WORK INSTRUCTIONS:
Go through the material and pull out every line with the string "triangle" in it.
* BEGIN INPUT MATERIAL *
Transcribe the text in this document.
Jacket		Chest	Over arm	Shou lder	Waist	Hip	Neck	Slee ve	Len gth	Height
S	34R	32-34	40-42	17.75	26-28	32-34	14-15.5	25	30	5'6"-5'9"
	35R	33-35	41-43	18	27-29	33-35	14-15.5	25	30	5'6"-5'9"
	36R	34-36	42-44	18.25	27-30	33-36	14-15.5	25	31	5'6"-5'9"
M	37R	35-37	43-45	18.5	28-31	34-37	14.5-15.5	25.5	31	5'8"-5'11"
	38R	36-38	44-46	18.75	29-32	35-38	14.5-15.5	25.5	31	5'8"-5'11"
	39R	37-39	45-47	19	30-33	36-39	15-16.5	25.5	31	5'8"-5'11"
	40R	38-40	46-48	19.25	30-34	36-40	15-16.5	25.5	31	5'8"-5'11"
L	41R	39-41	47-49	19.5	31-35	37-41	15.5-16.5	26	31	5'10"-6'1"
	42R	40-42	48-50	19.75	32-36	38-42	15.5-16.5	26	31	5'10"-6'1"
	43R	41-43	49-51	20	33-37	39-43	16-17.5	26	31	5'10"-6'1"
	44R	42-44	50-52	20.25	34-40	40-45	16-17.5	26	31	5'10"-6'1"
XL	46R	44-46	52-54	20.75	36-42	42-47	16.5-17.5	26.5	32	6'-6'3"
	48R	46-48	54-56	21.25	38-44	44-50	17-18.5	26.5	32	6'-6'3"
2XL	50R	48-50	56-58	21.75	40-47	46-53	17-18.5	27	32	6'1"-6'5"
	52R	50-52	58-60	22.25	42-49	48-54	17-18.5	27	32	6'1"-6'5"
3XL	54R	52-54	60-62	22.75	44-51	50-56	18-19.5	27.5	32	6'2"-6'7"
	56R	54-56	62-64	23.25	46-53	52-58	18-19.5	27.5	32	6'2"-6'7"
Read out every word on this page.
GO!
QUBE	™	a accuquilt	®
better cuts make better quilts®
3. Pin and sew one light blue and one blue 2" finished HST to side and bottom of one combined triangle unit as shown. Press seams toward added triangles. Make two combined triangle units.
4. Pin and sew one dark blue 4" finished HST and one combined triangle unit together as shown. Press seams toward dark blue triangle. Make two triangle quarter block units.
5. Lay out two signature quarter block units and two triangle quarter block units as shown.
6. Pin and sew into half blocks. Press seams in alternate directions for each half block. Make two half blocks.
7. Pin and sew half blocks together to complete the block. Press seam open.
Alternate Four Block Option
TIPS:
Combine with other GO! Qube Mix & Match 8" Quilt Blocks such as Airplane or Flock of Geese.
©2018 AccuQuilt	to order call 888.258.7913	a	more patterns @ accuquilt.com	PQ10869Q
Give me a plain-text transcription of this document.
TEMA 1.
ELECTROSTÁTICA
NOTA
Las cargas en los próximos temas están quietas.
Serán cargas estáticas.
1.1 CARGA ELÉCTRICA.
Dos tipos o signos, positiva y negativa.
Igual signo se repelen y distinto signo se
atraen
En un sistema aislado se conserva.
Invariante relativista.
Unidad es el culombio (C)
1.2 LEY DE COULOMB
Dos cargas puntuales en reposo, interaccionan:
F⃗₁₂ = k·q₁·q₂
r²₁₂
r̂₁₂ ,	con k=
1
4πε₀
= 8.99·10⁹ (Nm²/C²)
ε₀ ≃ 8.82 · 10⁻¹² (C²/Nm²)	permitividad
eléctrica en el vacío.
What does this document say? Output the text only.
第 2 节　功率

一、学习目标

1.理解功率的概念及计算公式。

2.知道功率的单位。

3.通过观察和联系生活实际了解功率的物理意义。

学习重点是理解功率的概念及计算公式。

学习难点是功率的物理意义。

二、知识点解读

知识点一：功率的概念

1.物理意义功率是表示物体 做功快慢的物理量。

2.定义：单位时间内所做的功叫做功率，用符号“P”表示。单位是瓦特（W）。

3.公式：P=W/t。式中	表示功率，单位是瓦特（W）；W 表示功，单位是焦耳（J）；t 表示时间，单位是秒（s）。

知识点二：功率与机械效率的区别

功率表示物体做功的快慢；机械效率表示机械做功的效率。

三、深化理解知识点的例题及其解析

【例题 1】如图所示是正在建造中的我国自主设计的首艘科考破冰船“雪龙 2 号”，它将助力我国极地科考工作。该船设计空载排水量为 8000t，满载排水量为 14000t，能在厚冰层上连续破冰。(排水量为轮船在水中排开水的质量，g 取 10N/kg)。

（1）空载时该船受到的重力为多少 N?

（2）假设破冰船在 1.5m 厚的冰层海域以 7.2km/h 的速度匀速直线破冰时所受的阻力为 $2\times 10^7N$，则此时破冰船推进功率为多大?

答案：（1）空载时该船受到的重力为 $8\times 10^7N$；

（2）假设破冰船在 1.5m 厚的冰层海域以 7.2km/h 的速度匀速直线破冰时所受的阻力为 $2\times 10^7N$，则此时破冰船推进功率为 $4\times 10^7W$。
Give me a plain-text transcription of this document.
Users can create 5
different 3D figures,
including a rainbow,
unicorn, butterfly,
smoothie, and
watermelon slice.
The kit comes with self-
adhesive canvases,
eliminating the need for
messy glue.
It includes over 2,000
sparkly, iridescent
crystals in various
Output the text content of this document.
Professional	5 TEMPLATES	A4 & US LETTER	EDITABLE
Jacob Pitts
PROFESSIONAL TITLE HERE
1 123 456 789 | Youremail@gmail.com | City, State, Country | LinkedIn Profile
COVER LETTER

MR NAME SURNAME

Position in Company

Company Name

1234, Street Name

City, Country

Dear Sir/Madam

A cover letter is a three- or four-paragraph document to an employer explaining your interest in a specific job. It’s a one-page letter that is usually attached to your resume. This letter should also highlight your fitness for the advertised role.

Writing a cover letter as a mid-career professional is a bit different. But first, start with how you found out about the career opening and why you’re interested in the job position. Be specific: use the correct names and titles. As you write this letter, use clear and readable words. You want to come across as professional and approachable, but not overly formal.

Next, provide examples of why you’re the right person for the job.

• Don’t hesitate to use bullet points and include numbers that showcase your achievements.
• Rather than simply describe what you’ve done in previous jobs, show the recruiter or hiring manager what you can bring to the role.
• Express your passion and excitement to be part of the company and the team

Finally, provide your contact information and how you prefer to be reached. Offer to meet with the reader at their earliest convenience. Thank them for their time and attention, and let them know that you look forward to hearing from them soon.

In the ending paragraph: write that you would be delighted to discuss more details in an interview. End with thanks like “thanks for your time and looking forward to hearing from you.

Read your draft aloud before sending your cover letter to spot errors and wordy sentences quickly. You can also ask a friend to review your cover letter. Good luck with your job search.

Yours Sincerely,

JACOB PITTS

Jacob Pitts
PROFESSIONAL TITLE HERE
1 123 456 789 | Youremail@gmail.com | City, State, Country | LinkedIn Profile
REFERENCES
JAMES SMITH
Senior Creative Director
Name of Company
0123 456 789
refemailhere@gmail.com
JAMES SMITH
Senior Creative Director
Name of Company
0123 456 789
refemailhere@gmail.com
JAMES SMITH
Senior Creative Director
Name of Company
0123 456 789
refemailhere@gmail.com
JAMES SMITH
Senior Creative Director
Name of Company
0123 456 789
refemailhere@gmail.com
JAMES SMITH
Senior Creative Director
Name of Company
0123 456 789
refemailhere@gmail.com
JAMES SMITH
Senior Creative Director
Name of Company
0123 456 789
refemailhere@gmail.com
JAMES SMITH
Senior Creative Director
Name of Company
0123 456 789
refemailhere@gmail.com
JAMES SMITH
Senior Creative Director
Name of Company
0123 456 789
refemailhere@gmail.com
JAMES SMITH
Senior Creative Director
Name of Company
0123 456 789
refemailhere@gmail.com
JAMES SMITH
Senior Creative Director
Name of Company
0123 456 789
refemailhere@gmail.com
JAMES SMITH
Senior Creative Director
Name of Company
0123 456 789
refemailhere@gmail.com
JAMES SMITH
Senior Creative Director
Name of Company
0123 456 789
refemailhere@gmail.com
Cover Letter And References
* END INPUT MATERIAL *
COMPLETED EXERCISE:
3. Pin and sew one light blue and one blue 2" finished HST to side and bottom of one combined triangle unit as shown. Press seams toward added triangles. Make two combined triangle units.
4. Pin and sew one dark blue 4" finished HST and one combined triangle unit together as shown. Press seams toward dark blue triangle. Make two triangle quarter block units.
5. Lay out two signature quarter block units and two triangle quarter block units as shown.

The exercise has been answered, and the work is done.